**Exercise description:**
Reproduce every entry exactly and leave its pictures out.

[Data records]

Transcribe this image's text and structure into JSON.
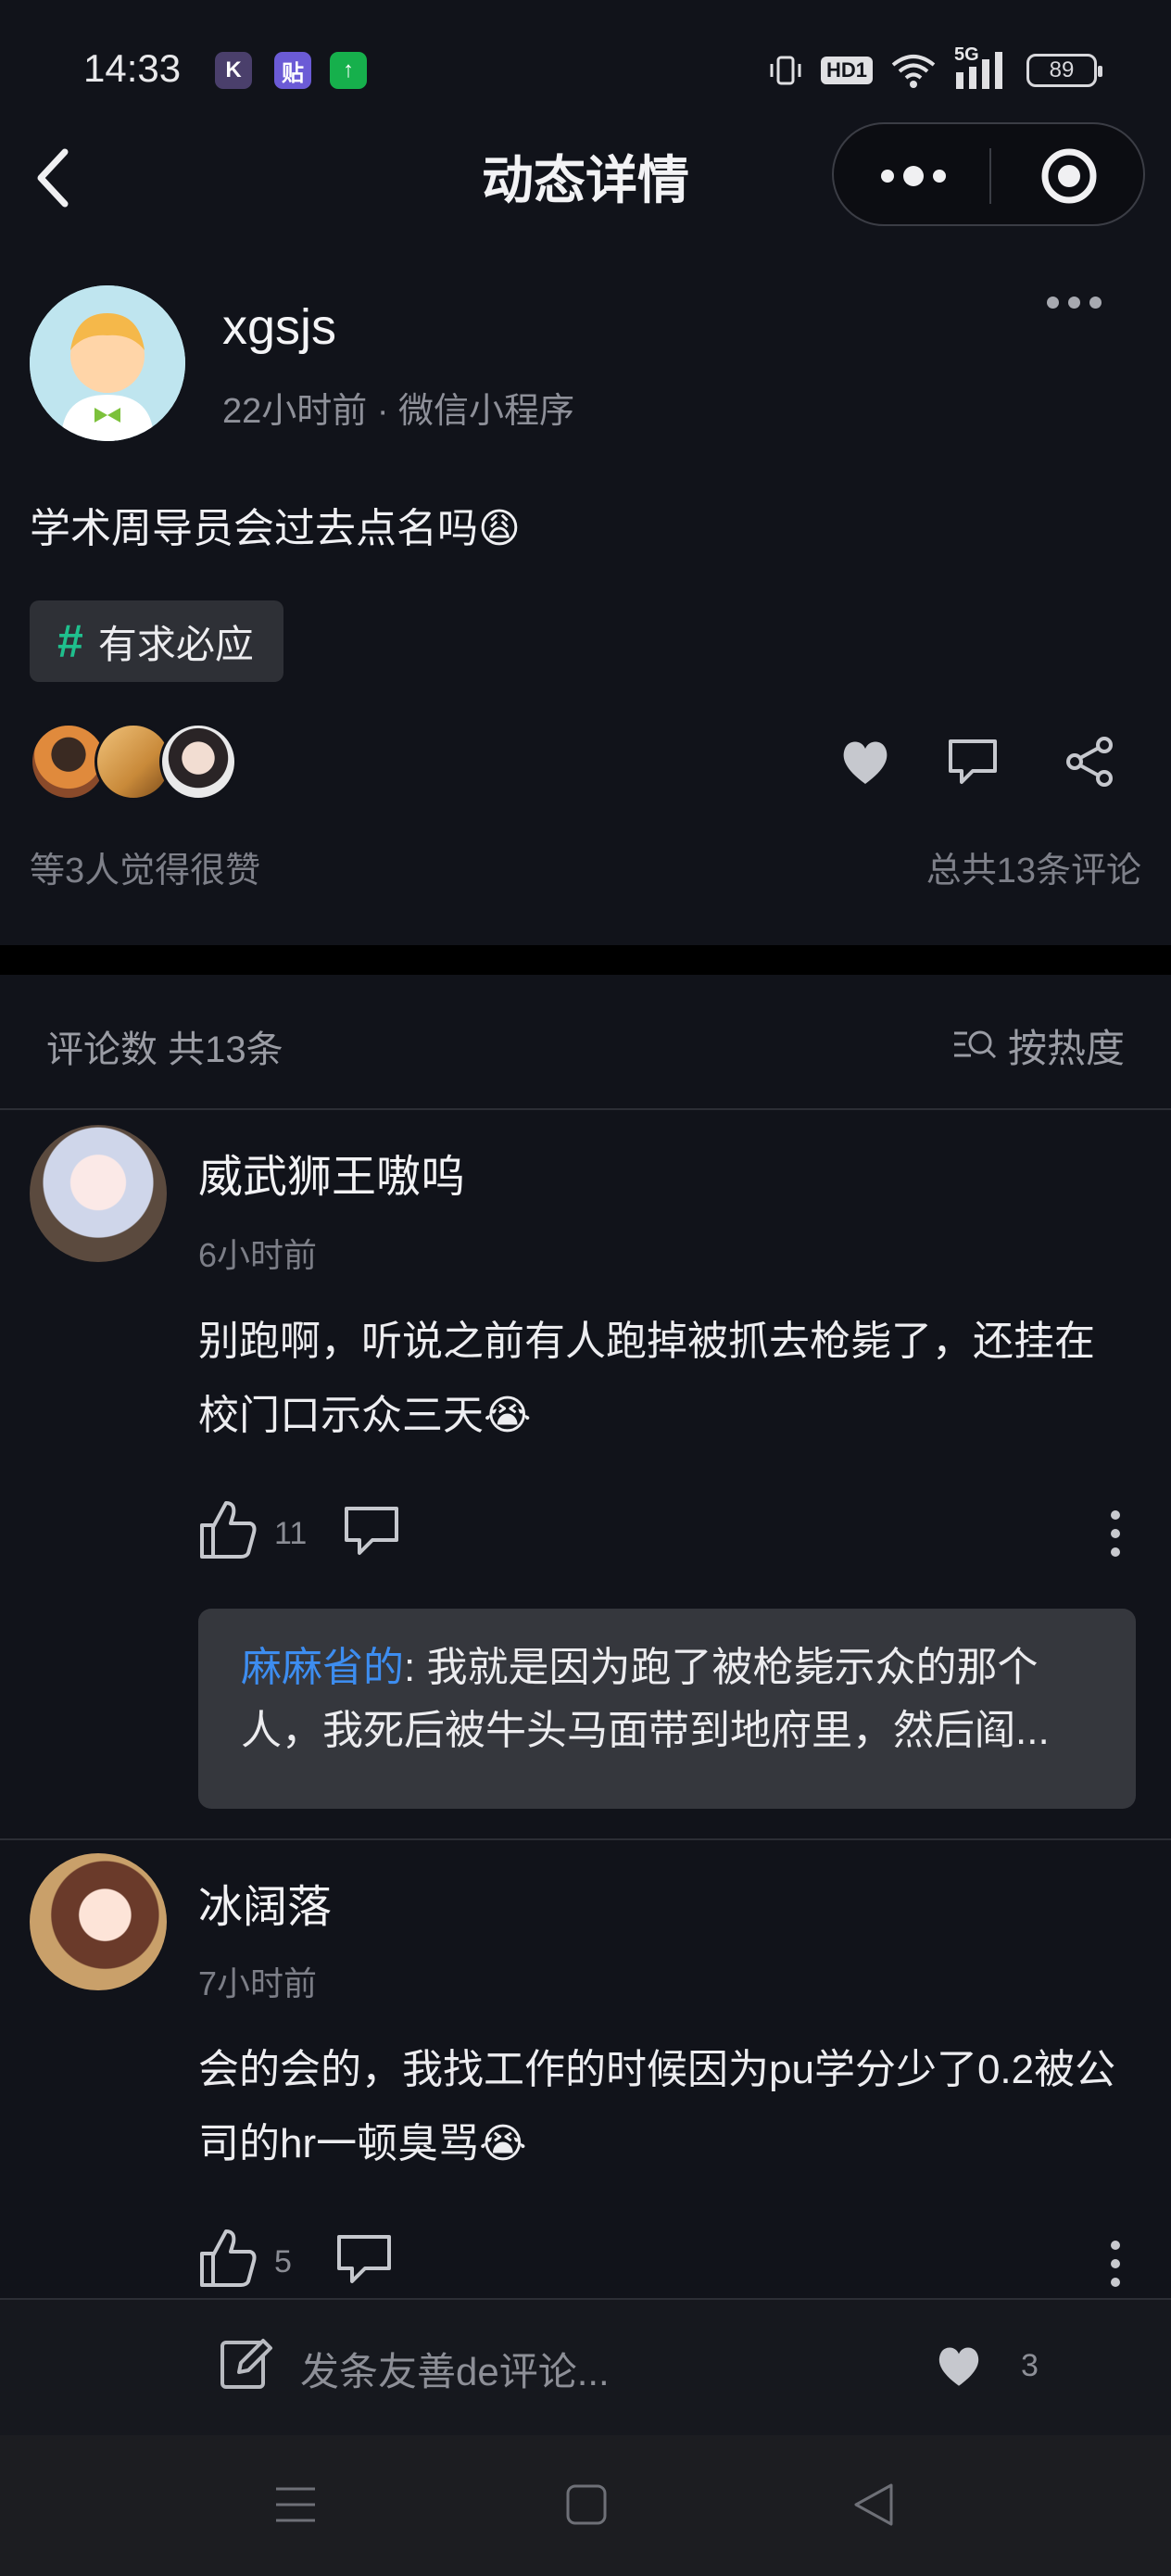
{
  "status_bar": {
    "time": "14:33",
    "apps": [
      {
        "icon": "kuake-app-icon",
        "glyph": "K",
        "color": "#4a3f6b"
      },
      {
        "icon": "tieba-app-icon",
        "glyph": "贴",
        "color": "#6b5bd6"
      },
      {
        "icon": "upload-app-icon",
        "glyph": "↑",
        "color": "#16b04c"
      }
    ],
    "hd_label": "HD1",
    "network_label": "5G",
    "battery": "89"
  },
  "nav": {
    "title": "动态详情"
  },
  "post": {
    "username": "xgsjs",
    "meta": "22小时前 · 微信小程序",
    "text": "学术周导员会过去点名吗😩",
    "tag": "有求必应",
    "tag_hash": "#",
    "likes_text": "等3人觉得很赞",
    "comments_total": "总共13条评论"
  },
  "comment_section": {
    "header": "评论数 共13条",
    "sort_label": "按热度"
  },
  "comments": [
    {
      "name": "威武狮王嗷呜",
      "time": "6小时前",
      "text": "别跑啊，听说之前有人跑掉被抓去枪毙了，还挂在校门口示众三天😭",
      "likes": "11",
      "reply": {
        "name": "麻麻省的",
        "text": ": 我就是因为跑了被枪毙示众的那个人，我死后被牛头马面带到地府里，然后阎..."
      }
    },
    {
      "name": "冰阔落",
      "time": "7小时前",
      "text": "会的会的，我找工作的时候因为pu学分少了0.2被公司的hr一顿臭骂😭",
      "likes": "5"
    }
  ],
  "bottom_bar": {
    "input_placeholder": "发条友善de评论...",
    "heart_count": "3"
  },
  "colors": {
    "background": "#11131a",
    "accent_green": "#1fbf8d",
    "reply_link": "#3d8df0"
  }
}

**Solution for this problem:**
Transcribe this image's text and structure into JSON.
{
  "status_bar": {
    "time": "14:33",
    "apps": [
      {
        "icon": "kuake-app-icon",
        "glyph": "K",
        "color": "#4a3f6b"
      },
      {
        "icon": "tieba-app-icon",
        "glyph": "贴",
        "color": "#6b5bd6"
      },
      {
        "icon": "upload-app-icon",
        "glyph": "↑",
        "color": "#16b04c"
      }
    ],
    "hd_label": "HD1",
    "network_label": "5G",
    "battery": "89"
  },
  "nav": {
    "title": "动态详情"
  },
  "post": {
    "username": "xgsjs",
    "meta": "22小时前 · 微信小程序",
    "text": "学术周导员会过去点名吗😩",
    "tag": "有求必应",
    "tag_hash": "#",
    "likes_text": "等3人觉得很赞",
    "comments_total": "总共13条评论"
  },
  "comment_section": {
    "header": "评论数 共13条",
    "sort_label": "按热度"
  },
  "comments": [
    {
      "name": "威武狮王嗷呜",
      "time": "6小时前",
      "text": "别跑啊，听说之前有人跑掉被抓去枪毙了，还挂在校门口示众三天😭",
      "likes": "11",
      "reply": {
        "name": "麻麻省的",
        "text": ": 我就是因为跑了被枪毙示众的那个人，我死后被牛头马面带到地府里，然后阎..."
      }
    },
    {
      "name": "冰阔落",
      "time": "7小时前",
      "text": "会的会的，我找工作的时候因为pu学分少了0.2被公司的hr一顿臭骂😭",
      "likes": "5"
    }
  ],
  "bottom_bar": {
    "input_placeholder": "发条友善de评论...",
    "heart_count": "3"
  },
  "colors": {
    "background": "#11131a",
    "accent_green": "#1fbf8d",
    "reply_link": "#3d8df0"
  }
}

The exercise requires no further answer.